>> begin PASSAGE TO READ
Among smaller councils, Timaru District councillors voted unanimously last week against the proposal after a community survey showed 96 per cent were opposed to the reforms.
The council also withdrew from Local Government New Zealand, making it the only council — so far — to secede from the group, which bills itself as representing “the national interests of councils in New Zealand”.
One councillor said LGNZ had become “mouthpieces for the Department of Internal Affairs” on the water reforms.
A former chairman of Air New Zealand and Solid Energy, John Palmer, also blasted LGNZ in an oral submission to Tasman District Council, saying it had been “used as a pawn by the Crown to progress a proposal that [offers] one form of resolution and one form only” for the nation’s water problems.
Tasman District Council has told the government it “would likely not support the reform programme at this stage”.
Councils have also complained of information gaps, and some have claimed they received false or misleading information.
Despite the overwhelming opposition, Local Government minister Nanaia Mahuta remains obdurate. She has made it clear some tweaking is possible but any “refinements to the proposals” must be made “within the government’s bottom lines of good governance, partnership with mana whenua, public ownership and operational and financial autonomy.”
Opposition parties must be quietly gleeful at the spectacle unfolding before their eyes as reluctant councils and the openly rebellious make their case. They don’t really have to do anything much except stand back and watch the fireworks erupt — from the top of the North Island (the Far North District Council has voted to provisionally opt out of the programme) to the bottom of the South (Invercargill City Council says it won’t voluntarily hand over its water assets).
In fact, hanging back looks like a wise tactic for the Opposition. As Napoleon advised:
“Never interrupt the enemy when it is making a mistake.”
As far as political mistakes go, Three Waters is in a class of its own. It has been mishandled from the get-go, with the government’s failure to read the room being nothing short of spectacular.
A $3.5 million PR campaign to win over voters that featured childish print and television ads showing green sludge coming out of taps had to be retired early after councils furiously objected to what they saw as a slur on their competence.
It was slammed by mayors as “propaganda”, “condescending”, “a slap in the face” and “ill-timed, ill-informed and ill-mannered”.
>> end PASSAGE TO READ
● THE REQUEST
In the Three Waters text, what share of respondents to the Timaru community survey opposed the reforms?
>> begin DATA SECTION
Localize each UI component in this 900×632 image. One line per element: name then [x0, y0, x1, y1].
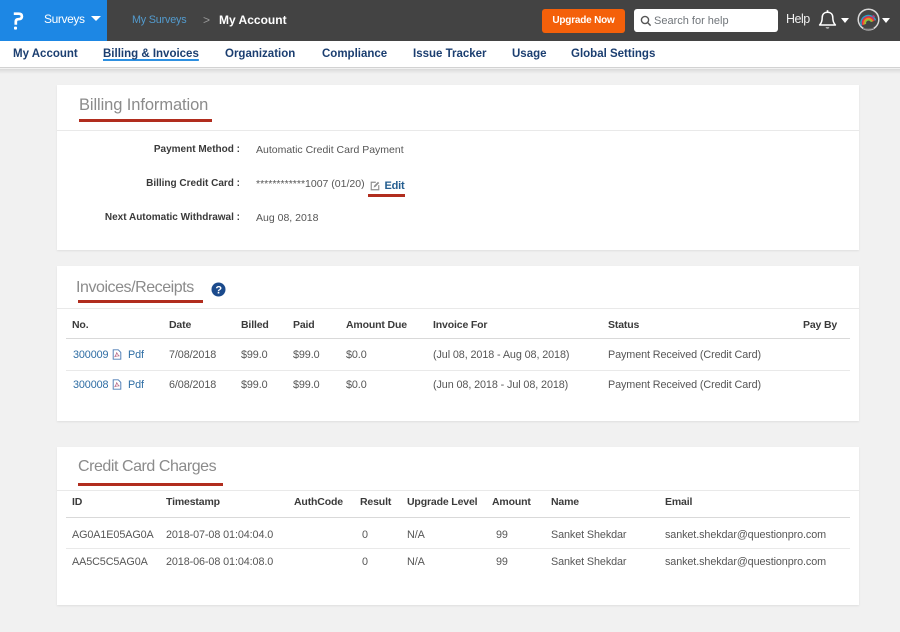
svg-text:?: ?	[215, 284, 222, 296]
>> end DATA SECTION
● RESPONSE BELOW
96 per cent